- **EXERCISE DIRECTIONS**
Retype the passage of the canagliflozin amputation article from "In May 2017, the" up to and including "dapagliflozin (Farxiga, AstraZeneca).", keeping every word and punctuation mark unchanged.

- **READING PASSAGE**
FDA Reports Further Support for Canagliflozin-Amputation Link

New data from the voluntary US Food and Drug Administration (FDA) adverse-event reporting system (FAERS) reinforce the current label warning about amputations for canagliflozin (Invokana, Invokamet, Janssen), a sodium-glucose cotransporter-2 (SGLT2) inhibitor for the treatment of type 2 diabetes.

An analysis of safety signal reports from FAERS was published online recently in Lancet Diabetes & Endocrinology by Gian Paolo Fadini, MD, PhD, and Angelo Avogaro, MD, PhD, of the division of metabolic diseases, department of medicine, University of Padova, Italy.

Among 66 reports of SGLT2-inhibitor–associated amputations, 57 (86%) involved canagliflozin. Moreover, two-thirds of those reports were among people with no discernible risk factors for amputation, "which, worryingly, points to an unpredictable effect of the drug," Dr Fadini told Medscape Medical News.

In May 2017, the FDA issued a boxed warning to the label of canagliflozin after an approximately doubled risk for lower-extremity amputations with the drug compared with placebo was seen during the Canagliflozin Cardiovascular Assessment Study (CANVAS) and A Study of the Effects of Canagliflozin on Renal Endpoints (CANVAS-R) trials. Those findings have since been published.

The same risk has not been seen in studies of the other SGLT2 inhibitors on the market, empagliflozin (Jardiance, Boehringer Ingelheim) and dapagliflozin (Farxiga, AstraZeneca).

Thus far, the FDA has not extended the label warning about amputations to other drugs in the class, although the European Medicines Agency (EMA) has, pending further investigation.

"Our data are the first to confirm the warning originated from CANVAS and tends to suggest this is not a class effect," Dr Fadini told Medscape Medical News.

However, he added, "at the moment, data are not sufficiently robust to modify canagliflozin use in favor of dapagliflozin/empagliflozin. So we can only reinforce, with independent data, the boxed warning issued by the FDA and call for caution when using canagliflozin in patients with the diabetic-foot syndrome."

Data items:

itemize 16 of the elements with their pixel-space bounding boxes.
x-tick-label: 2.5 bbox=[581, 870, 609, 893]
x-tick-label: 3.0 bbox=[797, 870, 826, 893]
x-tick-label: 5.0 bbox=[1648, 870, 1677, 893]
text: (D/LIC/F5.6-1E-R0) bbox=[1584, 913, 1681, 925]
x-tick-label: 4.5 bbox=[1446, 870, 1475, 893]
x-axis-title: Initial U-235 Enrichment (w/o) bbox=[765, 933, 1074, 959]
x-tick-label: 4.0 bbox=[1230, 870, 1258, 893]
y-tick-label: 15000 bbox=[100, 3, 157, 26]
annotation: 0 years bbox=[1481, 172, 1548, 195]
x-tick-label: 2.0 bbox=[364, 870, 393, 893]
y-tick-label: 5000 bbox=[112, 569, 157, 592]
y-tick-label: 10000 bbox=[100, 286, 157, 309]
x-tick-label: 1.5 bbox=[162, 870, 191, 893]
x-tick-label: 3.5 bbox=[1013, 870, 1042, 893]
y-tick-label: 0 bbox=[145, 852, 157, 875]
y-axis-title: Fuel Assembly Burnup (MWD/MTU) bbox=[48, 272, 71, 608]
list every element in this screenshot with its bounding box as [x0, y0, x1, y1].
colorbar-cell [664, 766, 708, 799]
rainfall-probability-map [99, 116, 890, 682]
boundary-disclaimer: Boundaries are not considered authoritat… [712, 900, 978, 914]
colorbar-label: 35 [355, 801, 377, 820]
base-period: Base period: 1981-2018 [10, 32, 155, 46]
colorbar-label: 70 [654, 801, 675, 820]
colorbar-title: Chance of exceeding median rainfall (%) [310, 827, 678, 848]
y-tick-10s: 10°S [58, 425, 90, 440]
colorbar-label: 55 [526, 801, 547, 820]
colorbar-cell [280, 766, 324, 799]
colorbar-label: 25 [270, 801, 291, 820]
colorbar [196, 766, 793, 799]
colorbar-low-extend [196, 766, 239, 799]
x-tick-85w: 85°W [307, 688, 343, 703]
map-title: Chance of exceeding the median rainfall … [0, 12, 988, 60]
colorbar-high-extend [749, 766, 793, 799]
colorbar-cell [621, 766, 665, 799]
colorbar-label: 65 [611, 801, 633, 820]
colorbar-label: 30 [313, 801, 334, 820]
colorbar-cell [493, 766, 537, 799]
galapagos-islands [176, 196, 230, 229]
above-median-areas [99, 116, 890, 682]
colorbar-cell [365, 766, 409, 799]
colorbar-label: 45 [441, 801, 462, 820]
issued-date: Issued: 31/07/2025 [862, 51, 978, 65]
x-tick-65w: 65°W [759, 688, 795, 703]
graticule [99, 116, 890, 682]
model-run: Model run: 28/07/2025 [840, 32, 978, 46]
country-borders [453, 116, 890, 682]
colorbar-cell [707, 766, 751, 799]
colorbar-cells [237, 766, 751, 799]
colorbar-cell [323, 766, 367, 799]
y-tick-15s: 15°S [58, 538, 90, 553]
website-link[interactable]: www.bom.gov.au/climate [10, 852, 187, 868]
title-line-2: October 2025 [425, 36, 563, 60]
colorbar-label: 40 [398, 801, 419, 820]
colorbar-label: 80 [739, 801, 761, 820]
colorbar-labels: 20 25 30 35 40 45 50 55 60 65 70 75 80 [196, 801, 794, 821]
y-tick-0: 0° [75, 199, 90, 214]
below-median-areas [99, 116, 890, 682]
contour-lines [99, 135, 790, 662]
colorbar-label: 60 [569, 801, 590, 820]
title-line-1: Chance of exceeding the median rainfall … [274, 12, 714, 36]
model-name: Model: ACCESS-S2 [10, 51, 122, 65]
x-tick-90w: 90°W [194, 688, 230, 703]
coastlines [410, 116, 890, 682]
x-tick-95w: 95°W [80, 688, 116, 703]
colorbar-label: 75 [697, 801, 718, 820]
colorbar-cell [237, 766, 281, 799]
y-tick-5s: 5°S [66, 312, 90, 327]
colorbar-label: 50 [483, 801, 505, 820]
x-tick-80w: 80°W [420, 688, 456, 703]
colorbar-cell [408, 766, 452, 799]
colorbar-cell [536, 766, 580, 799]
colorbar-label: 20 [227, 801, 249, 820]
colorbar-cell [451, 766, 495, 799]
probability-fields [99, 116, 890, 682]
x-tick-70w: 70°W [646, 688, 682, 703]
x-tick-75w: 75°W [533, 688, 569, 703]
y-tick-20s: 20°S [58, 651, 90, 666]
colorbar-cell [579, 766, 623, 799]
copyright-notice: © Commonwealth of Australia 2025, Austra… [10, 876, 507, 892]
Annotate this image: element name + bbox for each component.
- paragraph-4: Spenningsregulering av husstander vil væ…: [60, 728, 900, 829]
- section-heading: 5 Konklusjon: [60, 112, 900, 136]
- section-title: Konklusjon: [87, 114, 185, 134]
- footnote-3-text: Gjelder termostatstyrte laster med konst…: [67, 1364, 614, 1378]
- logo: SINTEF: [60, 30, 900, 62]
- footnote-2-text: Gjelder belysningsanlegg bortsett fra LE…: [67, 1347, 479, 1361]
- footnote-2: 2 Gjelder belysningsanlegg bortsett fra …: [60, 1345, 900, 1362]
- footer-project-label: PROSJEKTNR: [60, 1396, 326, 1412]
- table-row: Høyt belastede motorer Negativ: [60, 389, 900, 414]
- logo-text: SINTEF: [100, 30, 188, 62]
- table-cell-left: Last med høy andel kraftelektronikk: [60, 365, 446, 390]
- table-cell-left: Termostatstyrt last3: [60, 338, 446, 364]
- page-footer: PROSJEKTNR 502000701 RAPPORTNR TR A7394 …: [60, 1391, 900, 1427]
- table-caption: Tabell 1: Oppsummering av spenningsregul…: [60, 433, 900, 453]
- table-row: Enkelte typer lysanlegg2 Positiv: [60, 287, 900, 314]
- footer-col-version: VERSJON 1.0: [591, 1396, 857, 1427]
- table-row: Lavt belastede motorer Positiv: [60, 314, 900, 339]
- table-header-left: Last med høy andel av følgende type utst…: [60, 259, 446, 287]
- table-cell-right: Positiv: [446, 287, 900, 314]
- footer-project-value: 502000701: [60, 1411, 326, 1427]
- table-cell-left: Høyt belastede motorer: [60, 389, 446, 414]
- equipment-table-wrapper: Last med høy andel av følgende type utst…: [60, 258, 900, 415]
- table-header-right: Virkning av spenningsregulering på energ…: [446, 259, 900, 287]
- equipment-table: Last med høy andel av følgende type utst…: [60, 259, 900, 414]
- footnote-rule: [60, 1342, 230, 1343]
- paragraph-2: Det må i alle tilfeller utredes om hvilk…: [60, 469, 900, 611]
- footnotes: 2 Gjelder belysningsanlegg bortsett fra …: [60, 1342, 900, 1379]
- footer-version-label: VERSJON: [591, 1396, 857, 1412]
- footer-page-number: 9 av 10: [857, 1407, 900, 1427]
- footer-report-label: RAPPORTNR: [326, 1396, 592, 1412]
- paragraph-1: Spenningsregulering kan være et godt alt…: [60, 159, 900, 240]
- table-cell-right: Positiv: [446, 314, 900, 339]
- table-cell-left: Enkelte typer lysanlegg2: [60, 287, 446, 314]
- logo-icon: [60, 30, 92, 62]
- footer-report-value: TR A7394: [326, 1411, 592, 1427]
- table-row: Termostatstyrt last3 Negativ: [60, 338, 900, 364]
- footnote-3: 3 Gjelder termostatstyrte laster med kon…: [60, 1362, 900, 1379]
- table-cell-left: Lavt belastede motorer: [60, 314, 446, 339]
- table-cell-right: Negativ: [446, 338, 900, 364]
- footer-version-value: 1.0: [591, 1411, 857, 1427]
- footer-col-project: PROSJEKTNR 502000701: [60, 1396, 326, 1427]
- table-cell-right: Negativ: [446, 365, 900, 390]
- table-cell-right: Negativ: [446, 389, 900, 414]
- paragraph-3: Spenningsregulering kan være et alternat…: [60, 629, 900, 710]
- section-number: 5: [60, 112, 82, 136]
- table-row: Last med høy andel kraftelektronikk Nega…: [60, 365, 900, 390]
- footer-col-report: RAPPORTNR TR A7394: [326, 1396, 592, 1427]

- **PROBLEM SOLUTION**
In May 2017, the FDA issued a boxed warning to the label of canagliflozin after an approximately doubled risk for lower-extremity amputations with the drug compared with placebo was seen during the Canagliflozin Cardiovascular Assessment Study (CANVAS) and A Study of the Effects of Canagliflozin on Renal Endpoints (CANVAS-R) trials. Those findings have since been published.

The same risk has not been seen in studies of the other SGLT2 inhibitors on the market, empagliflozin (Jardiance, Boehringer Ingelheim) and dapagliflozin (Farxiga, AstraZeneca).